**WRITTEN TASK**. Extract every line below, verbatim.

+++

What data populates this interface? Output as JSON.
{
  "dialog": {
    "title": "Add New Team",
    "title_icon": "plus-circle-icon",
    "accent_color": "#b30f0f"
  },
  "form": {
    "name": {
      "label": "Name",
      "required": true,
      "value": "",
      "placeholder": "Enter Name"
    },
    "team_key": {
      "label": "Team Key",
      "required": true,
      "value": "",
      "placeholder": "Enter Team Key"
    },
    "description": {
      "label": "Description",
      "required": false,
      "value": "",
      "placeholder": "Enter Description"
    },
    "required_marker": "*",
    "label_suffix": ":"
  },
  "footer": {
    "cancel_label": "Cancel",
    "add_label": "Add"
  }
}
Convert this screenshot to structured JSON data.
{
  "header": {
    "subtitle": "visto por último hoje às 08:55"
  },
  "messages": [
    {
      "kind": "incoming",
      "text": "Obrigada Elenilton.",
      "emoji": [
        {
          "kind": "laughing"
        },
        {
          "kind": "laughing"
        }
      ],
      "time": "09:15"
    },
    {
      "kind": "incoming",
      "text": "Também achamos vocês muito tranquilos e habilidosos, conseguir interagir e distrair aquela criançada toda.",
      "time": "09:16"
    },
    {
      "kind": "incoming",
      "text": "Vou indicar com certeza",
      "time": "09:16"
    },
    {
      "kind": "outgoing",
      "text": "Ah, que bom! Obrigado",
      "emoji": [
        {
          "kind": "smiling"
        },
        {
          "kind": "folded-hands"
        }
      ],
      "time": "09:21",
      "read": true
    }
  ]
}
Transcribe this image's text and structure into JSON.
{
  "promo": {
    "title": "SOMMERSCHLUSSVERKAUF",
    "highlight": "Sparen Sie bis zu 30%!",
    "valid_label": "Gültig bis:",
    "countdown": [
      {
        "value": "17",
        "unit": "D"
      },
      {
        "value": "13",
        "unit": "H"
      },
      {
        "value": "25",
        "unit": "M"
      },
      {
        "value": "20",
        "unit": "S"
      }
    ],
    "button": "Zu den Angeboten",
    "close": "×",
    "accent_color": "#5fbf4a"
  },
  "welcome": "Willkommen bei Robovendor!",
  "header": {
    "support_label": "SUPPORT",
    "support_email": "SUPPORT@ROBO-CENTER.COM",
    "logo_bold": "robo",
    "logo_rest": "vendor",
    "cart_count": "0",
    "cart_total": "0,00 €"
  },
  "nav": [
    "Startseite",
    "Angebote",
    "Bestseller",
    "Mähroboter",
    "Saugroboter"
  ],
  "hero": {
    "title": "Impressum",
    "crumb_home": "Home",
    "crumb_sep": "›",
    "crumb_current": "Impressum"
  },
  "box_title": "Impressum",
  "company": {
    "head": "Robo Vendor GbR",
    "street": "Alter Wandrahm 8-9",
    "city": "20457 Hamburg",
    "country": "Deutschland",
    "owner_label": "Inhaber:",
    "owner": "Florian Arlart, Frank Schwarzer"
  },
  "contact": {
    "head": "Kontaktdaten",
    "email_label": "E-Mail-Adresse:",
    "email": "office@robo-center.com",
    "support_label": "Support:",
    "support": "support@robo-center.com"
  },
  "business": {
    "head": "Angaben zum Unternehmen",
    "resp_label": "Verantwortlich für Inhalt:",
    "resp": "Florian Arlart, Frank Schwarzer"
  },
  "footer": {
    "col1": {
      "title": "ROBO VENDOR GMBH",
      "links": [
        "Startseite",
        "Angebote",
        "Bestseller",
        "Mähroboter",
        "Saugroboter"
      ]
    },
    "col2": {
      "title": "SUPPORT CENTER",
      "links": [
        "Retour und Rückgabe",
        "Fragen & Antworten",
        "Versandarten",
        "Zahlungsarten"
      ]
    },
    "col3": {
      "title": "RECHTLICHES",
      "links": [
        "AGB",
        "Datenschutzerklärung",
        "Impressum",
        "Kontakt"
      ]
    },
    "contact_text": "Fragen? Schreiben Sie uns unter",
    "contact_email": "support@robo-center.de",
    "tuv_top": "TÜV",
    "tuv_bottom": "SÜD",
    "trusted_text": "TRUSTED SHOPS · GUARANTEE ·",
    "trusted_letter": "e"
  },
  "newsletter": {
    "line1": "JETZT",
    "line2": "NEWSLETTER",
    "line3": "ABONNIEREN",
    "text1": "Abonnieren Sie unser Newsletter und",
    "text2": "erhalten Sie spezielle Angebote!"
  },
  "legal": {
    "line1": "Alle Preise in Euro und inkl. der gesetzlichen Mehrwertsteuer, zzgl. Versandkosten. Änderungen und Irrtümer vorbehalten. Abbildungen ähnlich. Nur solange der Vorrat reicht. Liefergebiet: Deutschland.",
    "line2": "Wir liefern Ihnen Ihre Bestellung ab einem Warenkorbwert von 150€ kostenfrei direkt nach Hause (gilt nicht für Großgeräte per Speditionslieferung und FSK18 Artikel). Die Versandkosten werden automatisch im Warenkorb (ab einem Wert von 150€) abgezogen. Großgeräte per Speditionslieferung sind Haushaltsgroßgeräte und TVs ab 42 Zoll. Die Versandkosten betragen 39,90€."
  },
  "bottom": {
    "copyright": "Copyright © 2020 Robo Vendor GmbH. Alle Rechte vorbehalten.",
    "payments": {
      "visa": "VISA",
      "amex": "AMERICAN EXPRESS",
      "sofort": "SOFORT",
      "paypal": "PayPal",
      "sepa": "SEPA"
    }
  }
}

+++

**SOLUTION TO THIS EXERCISE**.
What data populates this interface? Output as JSON.
{
  "dialog": {
    "title": "Add New Team",
    "title_icon": "plus-circle-icon",
    "accent_color": "#b30f0f"
  },
  "form": {
    "name": {
      "label": "Name",
      "required": true,
      "value": "",
      "placeholder": "Enter Name"
    },
    "team_key": {
      "label": "Team Key",
      "required": true,
      "value": "",
      "placeholder": "Enter Team Key"
    },
    "description": {
      "label": "Description",
      "required": false,
      "value": "",
      "placeholder": "Enter Description"
    },
    "required_marker": "*",
    "label_suffix": ":"
  },
  "footer": {
    "cancel_label": "Cancel",
    "add_label": "Add"
  }
}
Convert this screenshot to structured JSON data.
{
  "header": {
    "subtitle": "visto por último hoje às 08:55"
  },
  "messages": [
    {
      "kind": "incoming",
      "text": "Obrigada Elenilton.",
      "emoji": [
        {
          "kind": "laughing"
        },
        {
          "kind": "laughing"
        }
      ],
      "time": "09:15"
    },
    {
      "kind": "incoming",
      "text": "Também achamos vocês muito tranquilos e habilidosos, conseguir interagir e distrair aquela criançada toda.",
      "time": "09:16"
    },
    {
      "kind": "incoming",
      "text": "Vou indicar com certeza",
      "time": "09:16"
    },
    {
      "kind": "outgoing",
      "text": "Ah, que bom! Obrigado",
      "emoji": [
        {
          "kind": "smiling"
        },
        {
          "kind": "folded-hands"
        }
      ],
      "time": "09:21",
      "read": true
    }
  ]
}
Transcribe this image's text and structure into JSON.
{
  "promo": {
    "title": "SOMMERSCHLUSSVERKAUF",
    "highlight": "Sparen Sie bis zu 30%!",
    "valid_label": "Gültig bis:",
    "countdown": [
      {
        "value": "17",
        "unit": "D"
      },
      {
        "value": "13",
        "unit": "H"
      },
      {
        "value": "25",
        "unit": "M"
      },
      {
        "value": "20",
        "unit": "S"
      }
    ],
    "button": "Zu den Angeboten",
    "close": "×",
    "accent_color": "#5fbf4a"
  },
  "welcome": "Willkommen bei Robovendor!",
  "header": {
    "support_label": "SUPPORT",
    "support_email": "SUPPORT@ROBO-CENTER.COM",
    "logo_bold": "robo",
    "logo_rest": "vendor",
    "cart_count": "0",
    "cart_total": "0,00 €"
  },
  "nav": [
    "Startseite",
    "Angebote",
    "Bestseller",
    "Mähroboter",
    "Saugroboter"
  ],
  "hero": {
    "title": "Impressum",
    "crumb_home": "Home",
    "crumb_sep": "›",
    "crumb_current": "Impressum"
  },
  "box_title": "Impressum",
  "company": {
    "head": "Robo Vendor GbR",
    "street": "Alter Wandrahm 8-9",
    "city": "20457 Hamburg",
    "country": "Deutschland",
    "owner_label": "Inhaber:",
    "owner": "Florian Arlart, Frank Schwarzer"
  },
  "contact": {
    "head": "Kontaktdaten",
    "email_label": "E-Mail-Adresse:",
    "email": "office@robo-center.com",
    "support_label": "Support:",
    "support": "support@robo-center.com"
  },
  "business": {
    "head": "Angaben zum Unternehmen",
    "resp_label": "Verantwortlich für Inhalt:",
    "resp": "Florian Arlart, Frank Schwarzer"
  },
  "footer": {
    "col1": {
      "title": "ROBO VENDOR GMBH",
      "links": [
        "Startseite",
        "Angebote",
        "Bestseller",
        "Mähroboter",
        "Saugroboter"
      ]
    },
    "col2": {
      "title": "SUPPORT CENTER",
      "links": [
        "Retour und Rückgabe",
        "Fragen & Antworten",
        "Versandarten",
        "Zahlungsarten"
      ]
    },
    "col3": {
      "title": "RECHTLICHES",
      "links": [
        "AGB",
        "Datenschutzerklärung",
        "Impressum",
        "Kontakt"
      ]
    },
    "contact_text": "Fragen? Schreiben Sie uns unter",
    "contact_email": "support@robo-center.de",
    "tuv_top": "TÜV",
    "tuv_bottom": "SÜD",
    "trusted_text": "TRUSTED SHOPS · GUARANTEE ·",
    "trusted_letter": "e"
  },
  "newsletter": {
    "line1": "JETZT",
    "line2": "NEWSLETTER",
    "line3": "ABONNIEREN",
    "text1": "Abonnieren Sie unser Newsletter und",
    "text2": "erhalten Sie spezielle Angebote!"
  },
  "legal": {
    "line1": "Alle Preise in Euro und inkl. der gesetzlichen Mehrwertsteuer, zzgl. Versandkosten. Änderungen und Irrtümer vorbehalten. Abbildungen ähnlich. Nur solange der Vorrat reicht. Liefergebiet: Deutschland.",
    "line2": "Wir liefern Ihnen Ihre Bestellung ab einem Warenkorbwert von 150€ kostenfrei direkt nach Hause (gilt nicht für Großgeräte per Speditionslieferung und FSK18 Artikel). Die Versandkosten werden automatisch im Warenkorb (ab einem Wert von 150€) abgezogen. Großgeräte per Speditionslieferung sind Haushaltsgroßgeräte und TVs ab 42 Zoll. Die Versandkosten betragen 39,90€."
  },
  "bottom": {
    "copyright": "Copyright © 2020 Robo Vendor GmbH. Alle Rechte vorbehalten.",
    "payments": {
      "visa": "VISA",
      "amex": "AMERICAN EXPRESS",
      "sofort": "SOFORT",
      "paypal": "PayPal",
      "sepa": "SEPA"
    }
  }
}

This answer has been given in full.